Entries taken from a collection:
#####

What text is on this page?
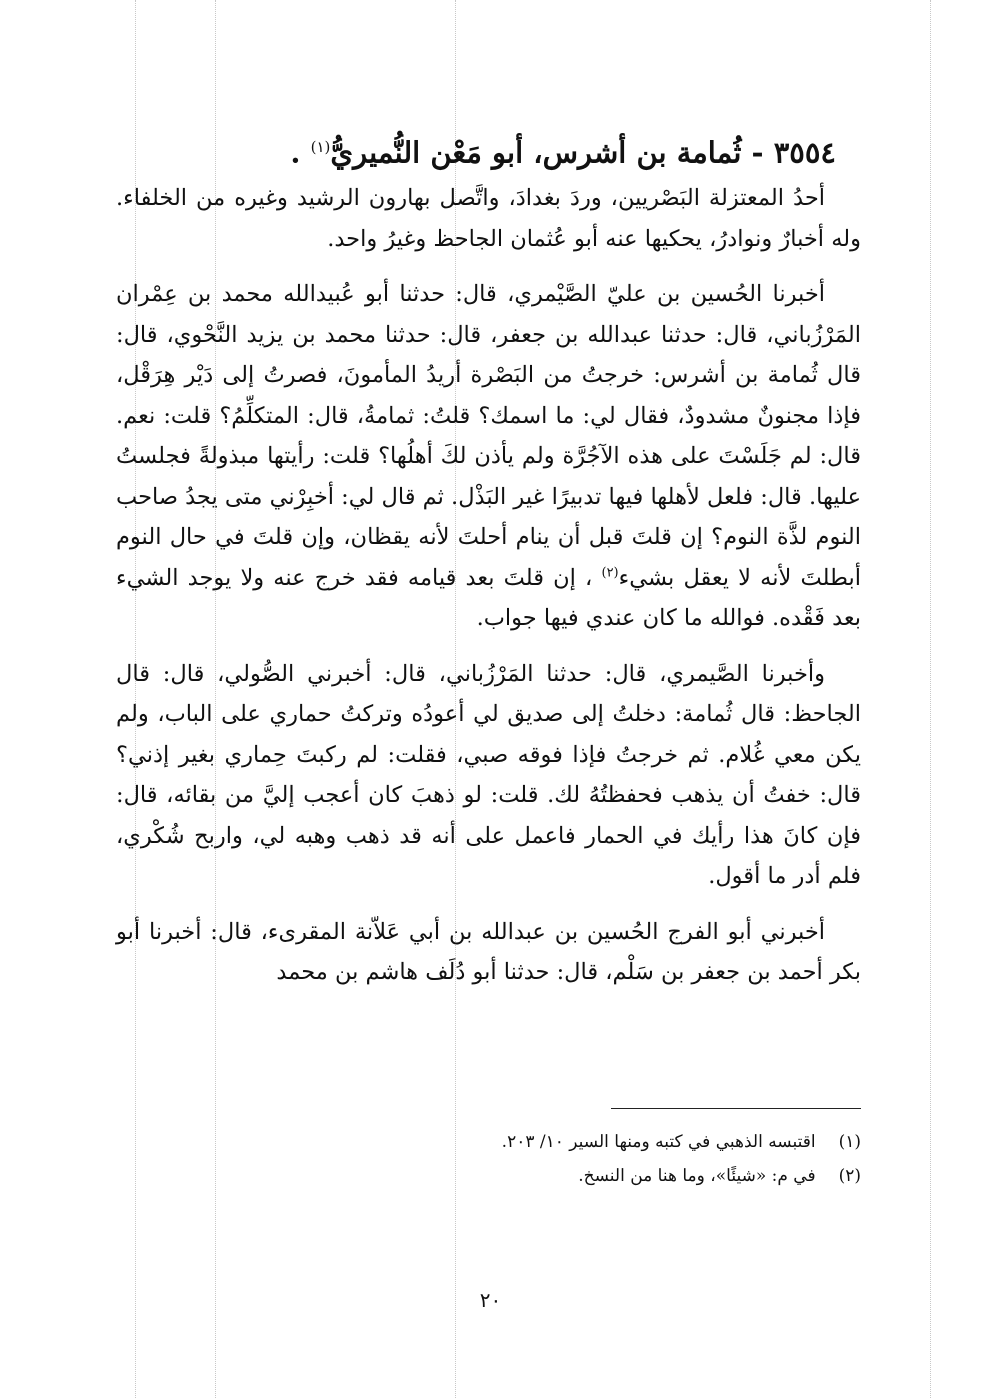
٣٥٥٤ - ثُمامة بن أشرس، أبو مَعْن النُّميريُّ$^{(١)}$ .

أحدُ المعتزلة البَصْريين، وردَ بغدادَ، واتَّصل بهارون الرشيد وغيره من الخلفاء. وله أخبارٌ ونوادرُ، يحكيها عنه أبو عُثمان الجاحظ وغيرُ واحد.

أخبرنا الحُسين بن عليّ الصَّيْمري، قال: حدثنا أبو عُبيدالله محمد بن عِمْران المَرْزُباني، قال: حدثنا عبدالله بن جعفر، قال: حدثنا محمد بن يزيد النَّحْوي، قال: قال ثُمامة بن أشرس: خرجتُ من البَصْرة أريدُ المأمونَ، فصرتُ إلى دَيْر هِرَقْل، فإذا مجنونٌ مشدودٌ، فقال لي: ما اسمك؟ قلتُ: ثمامةُ، قال: المتكلِّمُ؟ قلت: نعم. قال: لم جَلَسْتَ على هذه الآجُرَّة ولم يأذن لكَ أهلُها؟ قلت: رأيتها مبذولةً فجلستُ عليها. قال: فلعل لأهلها فيها تدبيرًا غير البَذْل. ثم قال لي: أخبِرْني متى يجدُ صاحب النوم لذَّة النوم؟ إن قلتَ قبل أن ينام أحلتَ لأنه يقظان، وإن قلتَ في حال النوم أبطلتَ لأنه لا يعقل بشيء$^{(٢)}$ ، إن قلتَ بعد قيامه فقد خرج عنه ولا يوجد الشيء بعد فَقْده. فوالله ما كان عندي فيها جواب.

وأخبرنا الصَّيمري، قال: حدثنا المَرْزُباني، قال: أخبرني الصُّولي، قال: قال الجاحظ: قال ثُمامة: دخلتُ إلى صديق لي أعودُه وتركتُ حماري على الباب، ولم يكن معي غُلام. ثم خرجتُ فإذا فوقه صبي، فقلت: لم ركبتَ حِماري بغير إذني؟ قال: خفتُ أن يذهب فحفظتُهُ لك. قلت: لو ذهبَ كان أعجب إليَّ من بقائه، قال: فإن كانَ هذا رأيك في الحمار فاعمل على أنه قد ذهب وهبه لي، واربح شُكْري، فلم أدر ما أقول.

أخبرني أبو الفرج الحُسين بن عبدالله بن أبي عَلاّنة المقرىء، قال: أخبرنا أبو بكر أحمد بن جعفر بن سَلْم، قال: حدثنا أبو دُلَف هاشم بن محمد

(١) اقتبسه الذهبي في كتبه ومنها السير ١٠/ ٢٠٣.
(٢) في م: «شيئًا»، وما هنا من النسخ.
٢٠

#####

• PROBLEM TO SOLVE:
Make an exact copy of every entry above, minus the images.

• EXERCISE RESULT:
What text is on this page?
٣٥٥٤ - ثُمامة بن أشرس، أبو مَعْن النُّميريُّ$^{(١)}$ .

أحدُ المعتزلة البَصْريين، وردَ بغدادَ، واتَّصل بهارون الرشيد وغيره من الخلفاء. وله أخبارٌ ونوادرُ، يحكيها عنه أبو عُثمان الجاحظ وغيرُ واحد.

أخبرنا الحُسين بن عليّ الصَّيْمري، قال: حدثنا أبو عُبيدالله محمد بن عِمْران المَرْزُباني، قال: حدثنا عبدالله بن جعفر، قال: حدثنا محمد بن يزيد النَّحْوي، قال: قال ثُمامة بن أشرس: خرجتُ من البَصْرة أريدُ المأمونَ، فصرتُ إلى دَيْر هِرَقْل، فإذا مجنونٌ مشدودٌ، فقال لي: ما اسمك؟ قلتُ: ثمامةُ، قال: المتكلِّمُ؟ قلت: نعم. قال: لم جَلَسْتَ على هذه الآجُرَّة ولم يأذن لكَ أهلُها؟ قلت: رأيتها مبذولةً فجلستُ عليها. قال: فلعل لأهلها فيها تدبيرًا غير البَذْل. ثم قال لي: أخبِرْني متى يجدُ صاحب النوم لذَّة النوم؟ إن قلتَ قبل أن ينام أحلتَ لأنه يقظان، وإن قلتَ في حال النوم أبطلتَ لأنه لا يعقل بشيء$^{(٢)}$ ، إن قلتَ بعد قيامه فقد خرج عنه ولا يوجد الشيء بعد فَقْده. فوالله ما كان عندي فيها جواب.

وأخبرنا الصَّيمري، قال: حدثنا المَرْزُباني، قال: أخبرني الصُّولي، قال: قال الجاحظ: قال ثُمامة: دخلتُ إلى صديق لي أعودُه وتركتُ حماري على الباب، ولم يكن معي غُلام. ثم خرجتُ فإذا فوقه صبي، فقلت: لم ركبتَ حِماري بغير إذني؟ قال: خفتُ أن يذهب فحفظتُهُ لك. قلت: لو ذهبَ كان أعجب إليَّ من بقائه، قال: فإن كانَ هذا رأيك في الحمار فاعمل على أنه قد ذهب وهبه لي، واربح شُكْري، فلم أدر ما أقول.

أخبرني أبو الفرج الحُسين بن عبدالله بن أبي عَلاّنة المقرىء، قال: أخبرنا أبو بكر أحمد بن جعفر بن سَلْم، قال: حدثنا أبو دُلَف هاشم بن محمد

(١) اقتبسه الذهبي في كتبه ومنها السير ١٠/ ٢٠٣.
(٢) في م: «شيئًا»، وما هنا من النسخ.
٢٠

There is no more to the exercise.